▶ Saved entries:

++++++++++++++++++++

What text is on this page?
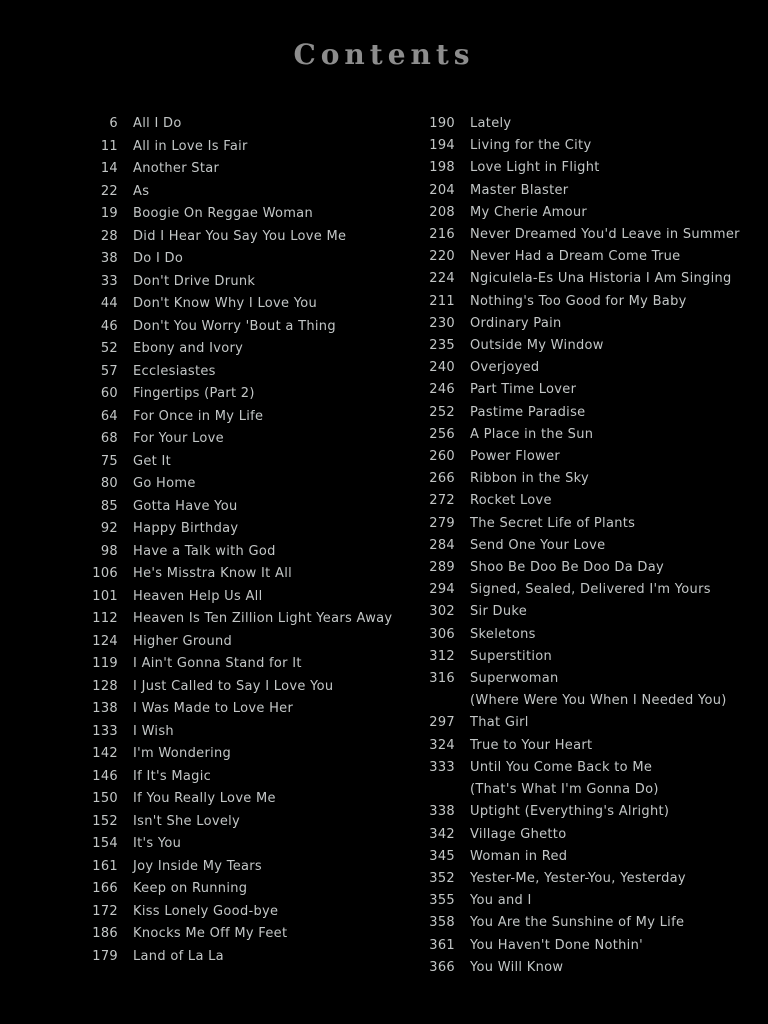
Contents
6 All I Do
11 All in Love Is Fair
14 Another Star
22 As
19 Boogie On Reggae Woman
28 Did I Hear You Say You Love Me
38 Do I Do
33 Don't Drive Drunk
44 Don't Know Why I Love You
46 Don't You Worry 'Bout a Thing
52 Ebony and Ivory
57 Ecclesiastes
60 Fingertips (Part 2)
64 For Once in My Life
68 For Your Love
75 Get It
80 Go Home
85 Gotta Have You
92 Happy Birthday
98 Have a Talk with God
106 He's Misstra Know It All
101 Heaven Help Us All
112 Heaven Is Ten Zillion Light Years Away
124 Higher Ground
119 I Ain't Gonna Stand for It
128 I Just Called to Say I Love You
138 I Was Made to Love Her
133 I Wish
142 I'm Wondering
146 If It's Magic
150 If You Really Love Me
152 Isn't She Lovely
154 It's You
161 Joy Inside My Tears
166 Keep on Running
172 Kiss Lonely Good-bye
186 Knocks Me Off My Feet
179 Land of La La
190 Lately
194 Living for the City
198 Love Light in Flight
204 Master Blaster
208 My Cherie Amour
216 Never Dreamed You'd Leave in Summer
220 Never Had a Dream Come True
224 Ngiculela-Es Una Historia I Am Singing
211 Nothing's Too Good for My Baby
230 Ordinary Pain
235 Outside My Window
240 Overjoyed
246 Part Time Lover
252 Pastime Paradise
256 A Place in the Sun
260 Power Flower
266 Ribbon in the Sky
272 Rocket Love
279 The Secret Life of Plants
284 Send One Your Love
289 Shoo Be Doo Be Doo Da Day
294 Signed, Sealed, Delivered I'm Yours
302 Sir Duke
306 Skeletons
312 Superstition
316 Superwoman
(Where Were You When I Needed You)
297 That Girl
324 True to Your Heart
333 Until You Come Back to Me
(That's What I'm Gonna Do)
338 Uptight (Everything's Alright)
342 Village Ghetto
345 Woman in Red
352 Yester-Me, Yester-You, Yesterday
355 You and I
358 You Are the Sunshine of My Life
361 You Haven't Done Nothin'
366 You Will Know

++++++++++++++++++++

▶ Task instructions: Pull every line containing "True" out of the data above.

▶ Finished answer:
220 Never Had a Dream Come True
324 True to Your Heart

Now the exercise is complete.